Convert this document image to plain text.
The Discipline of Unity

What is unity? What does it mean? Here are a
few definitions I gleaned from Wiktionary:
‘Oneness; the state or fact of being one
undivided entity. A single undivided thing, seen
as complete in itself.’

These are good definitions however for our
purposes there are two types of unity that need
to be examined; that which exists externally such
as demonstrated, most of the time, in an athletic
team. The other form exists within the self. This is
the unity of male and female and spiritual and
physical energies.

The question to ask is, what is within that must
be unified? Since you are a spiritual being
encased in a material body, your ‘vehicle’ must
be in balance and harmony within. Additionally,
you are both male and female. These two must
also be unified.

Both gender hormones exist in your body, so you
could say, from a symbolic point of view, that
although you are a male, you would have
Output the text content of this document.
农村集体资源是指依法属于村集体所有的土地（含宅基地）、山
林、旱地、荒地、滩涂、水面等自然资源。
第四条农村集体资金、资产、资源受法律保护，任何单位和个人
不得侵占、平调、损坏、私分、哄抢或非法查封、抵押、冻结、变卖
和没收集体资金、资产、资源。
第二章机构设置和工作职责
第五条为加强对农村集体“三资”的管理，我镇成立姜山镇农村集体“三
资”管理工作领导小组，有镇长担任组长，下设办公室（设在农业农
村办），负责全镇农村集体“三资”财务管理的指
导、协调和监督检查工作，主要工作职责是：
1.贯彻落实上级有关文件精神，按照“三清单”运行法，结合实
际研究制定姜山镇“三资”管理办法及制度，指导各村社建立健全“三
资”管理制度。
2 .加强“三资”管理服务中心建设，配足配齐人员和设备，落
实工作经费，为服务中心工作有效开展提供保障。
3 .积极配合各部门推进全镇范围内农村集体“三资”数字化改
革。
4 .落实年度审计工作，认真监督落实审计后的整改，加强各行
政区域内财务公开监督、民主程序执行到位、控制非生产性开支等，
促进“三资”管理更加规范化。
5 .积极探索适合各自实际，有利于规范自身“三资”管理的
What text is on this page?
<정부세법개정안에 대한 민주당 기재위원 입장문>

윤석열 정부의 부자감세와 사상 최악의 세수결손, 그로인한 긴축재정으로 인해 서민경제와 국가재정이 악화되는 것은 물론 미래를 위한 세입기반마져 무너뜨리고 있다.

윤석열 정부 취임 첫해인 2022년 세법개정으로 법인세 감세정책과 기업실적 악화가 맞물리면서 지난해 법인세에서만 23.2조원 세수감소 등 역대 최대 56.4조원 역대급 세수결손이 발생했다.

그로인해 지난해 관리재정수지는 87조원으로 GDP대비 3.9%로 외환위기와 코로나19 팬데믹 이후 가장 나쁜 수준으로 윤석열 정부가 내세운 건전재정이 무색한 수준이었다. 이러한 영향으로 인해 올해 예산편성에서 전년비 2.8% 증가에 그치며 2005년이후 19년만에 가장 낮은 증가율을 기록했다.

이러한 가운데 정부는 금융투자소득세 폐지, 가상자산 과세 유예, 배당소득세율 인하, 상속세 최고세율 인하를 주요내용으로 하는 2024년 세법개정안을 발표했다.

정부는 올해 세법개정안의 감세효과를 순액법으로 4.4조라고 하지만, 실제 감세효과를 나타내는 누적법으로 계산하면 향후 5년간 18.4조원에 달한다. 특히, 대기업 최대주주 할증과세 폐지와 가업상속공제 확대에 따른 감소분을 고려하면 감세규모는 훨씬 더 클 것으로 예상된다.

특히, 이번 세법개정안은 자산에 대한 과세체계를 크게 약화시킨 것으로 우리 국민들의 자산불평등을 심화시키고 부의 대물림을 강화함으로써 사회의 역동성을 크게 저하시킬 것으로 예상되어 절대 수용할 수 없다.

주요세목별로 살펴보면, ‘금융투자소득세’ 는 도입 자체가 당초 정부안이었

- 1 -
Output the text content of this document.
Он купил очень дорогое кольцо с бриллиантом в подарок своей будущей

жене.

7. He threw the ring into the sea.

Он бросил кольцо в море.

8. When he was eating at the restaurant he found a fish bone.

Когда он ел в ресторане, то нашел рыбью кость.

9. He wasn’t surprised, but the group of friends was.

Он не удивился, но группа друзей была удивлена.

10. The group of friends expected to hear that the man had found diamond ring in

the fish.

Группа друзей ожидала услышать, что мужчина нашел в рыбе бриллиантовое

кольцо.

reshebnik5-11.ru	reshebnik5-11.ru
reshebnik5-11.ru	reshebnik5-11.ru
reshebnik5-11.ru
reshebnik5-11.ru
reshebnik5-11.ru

************

[TASK TO CARRY OUT]: Across the records, how many lines contain "from"? Only the number should be given.

[WRITTEN RESPONSE]: 2